CONSIGNE: Réécrivez les lignes des enregistrements ci-dessous en substituant "gdp-amount" à "gdp-value" partout, sans rien modifier d'autre.

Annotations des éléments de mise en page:
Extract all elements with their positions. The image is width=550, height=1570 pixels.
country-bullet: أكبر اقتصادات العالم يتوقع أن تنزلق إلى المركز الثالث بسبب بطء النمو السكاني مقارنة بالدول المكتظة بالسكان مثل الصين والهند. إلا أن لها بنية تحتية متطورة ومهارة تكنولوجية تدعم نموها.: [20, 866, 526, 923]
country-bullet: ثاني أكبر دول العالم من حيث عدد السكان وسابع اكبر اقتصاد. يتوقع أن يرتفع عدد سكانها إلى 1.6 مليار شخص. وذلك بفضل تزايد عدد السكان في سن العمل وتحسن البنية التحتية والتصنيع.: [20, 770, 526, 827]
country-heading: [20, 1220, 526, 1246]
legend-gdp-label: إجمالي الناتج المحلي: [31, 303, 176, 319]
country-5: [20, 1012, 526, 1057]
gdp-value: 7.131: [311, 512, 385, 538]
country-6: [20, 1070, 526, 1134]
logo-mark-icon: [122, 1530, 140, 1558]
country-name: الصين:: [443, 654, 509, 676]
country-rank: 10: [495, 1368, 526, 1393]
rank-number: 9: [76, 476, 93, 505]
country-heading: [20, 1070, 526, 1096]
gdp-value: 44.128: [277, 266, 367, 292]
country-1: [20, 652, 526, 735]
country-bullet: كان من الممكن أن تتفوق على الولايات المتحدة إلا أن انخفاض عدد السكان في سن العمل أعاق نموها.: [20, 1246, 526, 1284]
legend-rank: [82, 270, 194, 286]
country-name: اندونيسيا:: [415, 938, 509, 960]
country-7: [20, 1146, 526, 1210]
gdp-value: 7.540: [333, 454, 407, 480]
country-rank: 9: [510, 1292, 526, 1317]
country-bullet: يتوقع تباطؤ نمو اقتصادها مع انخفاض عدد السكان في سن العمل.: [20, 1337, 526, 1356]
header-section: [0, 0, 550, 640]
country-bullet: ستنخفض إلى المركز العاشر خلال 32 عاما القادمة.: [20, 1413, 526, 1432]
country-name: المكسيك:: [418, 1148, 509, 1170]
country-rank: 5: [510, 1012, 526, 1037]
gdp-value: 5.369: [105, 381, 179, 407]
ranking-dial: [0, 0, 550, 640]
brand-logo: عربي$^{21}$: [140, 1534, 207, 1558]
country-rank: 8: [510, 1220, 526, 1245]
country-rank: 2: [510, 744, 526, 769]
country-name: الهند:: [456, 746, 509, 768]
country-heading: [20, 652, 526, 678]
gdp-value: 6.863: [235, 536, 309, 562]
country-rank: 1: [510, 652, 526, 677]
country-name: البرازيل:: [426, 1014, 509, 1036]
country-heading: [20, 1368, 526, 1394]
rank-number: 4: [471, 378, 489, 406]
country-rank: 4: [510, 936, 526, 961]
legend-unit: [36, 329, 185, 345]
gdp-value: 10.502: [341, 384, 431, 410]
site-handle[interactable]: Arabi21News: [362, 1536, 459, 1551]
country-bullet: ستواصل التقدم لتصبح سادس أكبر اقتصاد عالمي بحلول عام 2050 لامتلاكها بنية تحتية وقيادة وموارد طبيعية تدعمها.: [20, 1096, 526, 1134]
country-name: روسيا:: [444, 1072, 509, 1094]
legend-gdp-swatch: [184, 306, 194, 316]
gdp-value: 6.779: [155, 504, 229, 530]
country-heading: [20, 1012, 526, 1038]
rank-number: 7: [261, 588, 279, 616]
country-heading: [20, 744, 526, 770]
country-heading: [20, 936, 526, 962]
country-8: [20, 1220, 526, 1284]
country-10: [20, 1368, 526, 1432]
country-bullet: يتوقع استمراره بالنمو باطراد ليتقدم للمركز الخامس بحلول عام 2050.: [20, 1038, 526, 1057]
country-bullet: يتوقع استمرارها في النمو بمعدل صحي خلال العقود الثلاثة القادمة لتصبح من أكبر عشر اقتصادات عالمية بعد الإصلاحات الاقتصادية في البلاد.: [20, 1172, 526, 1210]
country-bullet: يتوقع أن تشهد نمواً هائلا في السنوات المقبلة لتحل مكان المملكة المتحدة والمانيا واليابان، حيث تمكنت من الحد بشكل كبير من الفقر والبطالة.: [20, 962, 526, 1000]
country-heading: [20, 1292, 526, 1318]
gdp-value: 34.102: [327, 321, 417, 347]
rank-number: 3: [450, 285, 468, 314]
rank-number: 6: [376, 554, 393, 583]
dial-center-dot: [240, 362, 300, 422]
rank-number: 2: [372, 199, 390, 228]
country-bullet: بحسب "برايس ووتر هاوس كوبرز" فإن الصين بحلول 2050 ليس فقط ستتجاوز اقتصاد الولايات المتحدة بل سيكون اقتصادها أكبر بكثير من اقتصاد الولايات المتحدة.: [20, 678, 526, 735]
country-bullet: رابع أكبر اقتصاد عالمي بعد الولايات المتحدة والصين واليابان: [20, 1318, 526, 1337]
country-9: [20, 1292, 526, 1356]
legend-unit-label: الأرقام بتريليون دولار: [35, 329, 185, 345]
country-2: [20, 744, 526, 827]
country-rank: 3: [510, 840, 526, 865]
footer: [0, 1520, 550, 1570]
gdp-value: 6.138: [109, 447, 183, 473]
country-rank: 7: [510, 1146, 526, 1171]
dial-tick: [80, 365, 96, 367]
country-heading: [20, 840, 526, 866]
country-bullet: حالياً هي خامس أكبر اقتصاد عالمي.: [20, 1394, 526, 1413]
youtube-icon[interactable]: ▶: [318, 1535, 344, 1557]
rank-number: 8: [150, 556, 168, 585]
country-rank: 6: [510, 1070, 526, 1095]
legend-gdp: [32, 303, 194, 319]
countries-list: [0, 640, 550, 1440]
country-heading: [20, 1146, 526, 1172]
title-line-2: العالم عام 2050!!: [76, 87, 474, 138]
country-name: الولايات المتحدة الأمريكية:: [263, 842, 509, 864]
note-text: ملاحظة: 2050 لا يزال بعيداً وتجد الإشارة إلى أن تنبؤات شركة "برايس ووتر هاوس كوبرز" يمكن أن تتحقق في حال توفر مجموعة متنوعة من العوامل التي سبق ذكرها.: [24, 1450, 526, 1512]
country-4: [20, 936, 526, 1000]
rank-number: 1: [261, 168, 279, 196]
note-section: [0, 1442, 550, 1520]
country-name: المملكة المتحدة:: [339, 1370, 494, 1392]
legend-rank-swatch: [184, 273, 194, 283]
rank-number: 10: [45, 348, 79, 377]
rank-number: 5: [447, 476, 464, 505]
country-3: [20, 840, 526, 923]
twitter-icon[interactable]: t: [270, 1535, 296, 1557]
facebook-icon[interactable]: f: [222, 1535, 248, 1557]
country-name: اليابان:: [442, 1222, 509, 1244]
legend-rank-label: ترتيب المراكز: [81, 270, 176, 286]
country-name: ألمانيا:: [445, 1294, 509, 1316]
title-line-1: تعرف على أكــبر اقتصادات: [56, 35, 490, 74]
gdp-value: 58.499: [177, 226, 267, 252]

RÉPONSE DÉTAILLÉE:
Extract all elements with their positions. The image is width=550, height=1570 pixels.
country-bullet: أكبر اقتصادات العالم يتوقع أن تنزلق إلى المركز الثالث بسبب بطء النمو السكاني مقارنة بالدول المكتظة بالسكان مثل الصين والهند. إلا أن لها بنية تحتية متطورة ومهارة تكنولوجية تدعم نموها.: [20, 866, 526, 923]
country-bullet: ثاني أكبر دول العالم من حيث عدد السكان وسابع اكبر اقتصاد. يتوقع أن يرتفع عدد سكانها إلى 1.6 مليار شخص. وذلك بفضل تزايد عدد السكان في سن العمل وتحسن البنية التحتية والتصنيع.: [20, 770, 526, 827]
country-heading: [20, 1220, 526, 1246]
legend-gdp-label: إجمالي الناتج المحلي: [31, 303, 176, 319]
country-5: [20, 1012, 526, 1057]
gdp-amount: 7.131: [311, 512, 385, 538]
country-6: [20, 1070, 526, 1134]
logo-mark-icon: [122, 1530, 140, 1558]
country-name: الصين:: [443, 654, 509, 676]
country-rank: 10: [495, 1368, 526, 1393]
rank-number: 9: [76, 476, 93, 505]
country-heading: [20, 1070, 526, 1096]
gdp-amount: 44.128: [277, 266, 367, 292]
country-1: [20, 652, 526, 735]
country-bullet: كان من الممكن أن تتفوق على الولايات المتحدة إلا أن انخفاض عدد السكان في سن العمل أعاق نموها.: [20, 1246, 526, 1284]
legend-rank: [82, 270, 194, 286]
country-name: اندونيسيا:: [415, 938, 509, 960]
country-7: [20, 1146, 526, 1210]
gdp-amount: 7.540: [333, 454, 407, 480]
country-rank: 9: [510, 1292, 526, 1317]
country-bullet: يتوقع تباطؤ نمو اقتصادها مع انخفاض عدد السكان في سن العمل.: [20, 1337, 526, 1356]
header-section: [0, 0, 550, 640]
country-bullet: ستنخفض إلى المركز العاشر خلال 32 عاما القادمة.: [20, 1413, 526, 1432]
country-name: المكسيك:: [418, 1148, 509, 1170]
country-rank: 5: [510, 1012, 526, 1037]
gdp-amount: 5.369: [105, 381, 179, 407]
ranking-dial: [0, 0, 550, 640]
brand-logo: عربي$^{21}$: [140, 1534, 207, 1558]
country-rank: 8: [510, 1220, 526, 1245]
country-rank: 2: [510, 744, 526, 769]
country-name: الهند:: [456, 746, 509, 768]
country-heading: [20, 652, 526, 678]
gdp-amount: 6.863: [235, 536, 309, 562]
country-rank: 1: [510, 652, 526, 677]
country-name: البرازيل:: [426, 1014, 509, 1036]
country-heading: [20, 1368, 526, 1394]
rank-number: 4: [471, 378, 489, 406]
country-rank: 4: [510, 936, 526, 961]
legend-unit: [36, 329, 185, 345]
gdp-amount: 10.502: [341, 384, 431, 410]
site-handle[interactable]: Arabi21News: [362, 1536, 459, 1551]
country-bullet: ستواصل التقدم لتصبح سادس أكبر اقتصاد عالمي بحلول عام 2050 لامتلاكها بنية تحتية وقيادة وموارد طبيعية تدعمها.: [20, 1096, 526, 1134]
country-name: روسيا:: [444, 1072, 509, 1094]
legend-gdp-swatch: [184, 306, 194, 316]
gdp-amount: 6.779: [155, 504, 229, 530]
country-heading: [20, 1012, 526, 1038]
rank-number: 7: [261, 588, 279, 616]
country-heading: [20, 744, 526, 770]
country-heading: [20, 936, 526, 962]
country-8: [20, 1220, 526, 1284]
country-10: [20, 1368, 526, 1432]
country-bullet: يتوقع استمراره بالنمو باطراد ليتقدم للمركز الخامس بحلول عام 2050.: [20, 1038, 526, 1057]
country-bullet: يتوقع استمرارها في النمو بمعدل صحي خلال العقود الثلاثة القادمة لتصبح من أكبر عشر اقتصادات عالمية بعد الإصلاحات الاقتصادية في البلاد.: [20, 1172, 526, 1210]
country-bullet: يتوقع أن تشهد نمواً هائلا في السنوات المقبلة لتحل مكان المملكة المتحدة والمانيا واليابان، حيث تمكنت من الحد بشكل كبير من الفقر والبطالة.: [20, 962, 526, 1000]
country-heading: [20, 1292, 526, 1318]
gdp-amount: 34.102: [327, 321, 417, 347]
rank-number: 3: [450, 285, 468, 314]
rank-number: 6: [376, 554, 393, 583]
dial-center-dot: [240, 362, 300, 422]
rank-number: 2: [372, 199, 390, 228]
country-bullet: بحسب "برايس ووتر هاوس كوبرز" فإن الصين بحلول 2050 ليس فقط ستتجاوز اقتصاد الولايات المتحدة بل سيكون اقتصادها أكبر بكثير من اقتصاد الولايات المتحدة.: [20, 678, 526, 735]
country-bullet: رابع أكبر اقتصاد عالمي بعد الولايات المتحدة والصين واليابان: [20, 1318, 526, 1337]
country-9: [20, 1292, 526, 1356]
legend-unit-label: الأرقام بتريليون دولار: [35, 329, 185, 345]
country-2: [20, 744, 526, 827]
country-rank: 3: [510, 840, 526, 865]
footer: [0, 1520, 550, 1570]
gdp-amount: 6.138: [109, 447, 183, 473]
country-rank: 7: [510, 1146, 526, 1171]
dial-tick: [80, 365, 96, 367]
country-heading: [20, 840, 526, 866]
country-bullet: حالياً هي خامس أكبر اقتصاد عالمي.: [20, 1394, 526, 1413]
youtube-icon[interactable]: ▶: [318, 1535, 344, 1557]
rank-number: 8: [150, 556, 168, 585]
country-rank: 6: [510, 1070, 526, 1095]
legend-gdp: [32, 303, 194, 319]
countries-list: [0, 640, 550, 1440]
country-heading: [20, 1146, 526, 1172]
title-line-2: العالم عام 2050!!: [76, 87, 474, 138]
country-name: الولايات المتحدة الأمريكية:: [263, 842, 509, 864]
note-text: ملاحظة: 2050 لا يزال بعيداً وتجد الإشارة إلى أن تنبؤات شركة "برايس ووتر هاوس كوبرز" يمكن أن تتحقق في حال توفر مجموعة متنوعة من العوامل التي سبق ذكرها.: [24, 1450, 526, 1512]
country-4: [20, 936, 526, 1000]
rank-number: 1: [261, 168, 279, 196]
note-section: [0, 1442, 550, 1520]
country-name: المملكة المتحدة:: [339, 1370, 494, 1392]
legend-rank-swatch: [184, 273, 194, 283]
rank-number: 10: [45, 348, 79, 377]
rank-number: 5: [447, 476, 464, 505]
country-3: [20, 840, 526, 923]
twitter-icon[interactable]: t: [270, 1535, 296, 1557]
facebook-icon[interactable]: f: [222, 1535, 248, 1557]
country-name: اليابان:: [442, 1222, 509, 1244]
legend-rank-label: ترتيب المراكز: [81, 270, 176, 286]
country-name: ألمانيا:: [445, 1294, 509, 1316]
title-line-1: تعرف على أكــبر اقتصادات: [56, 35, 490, 74]
gdp-amount: 58.499: [177, 226, 267, 252]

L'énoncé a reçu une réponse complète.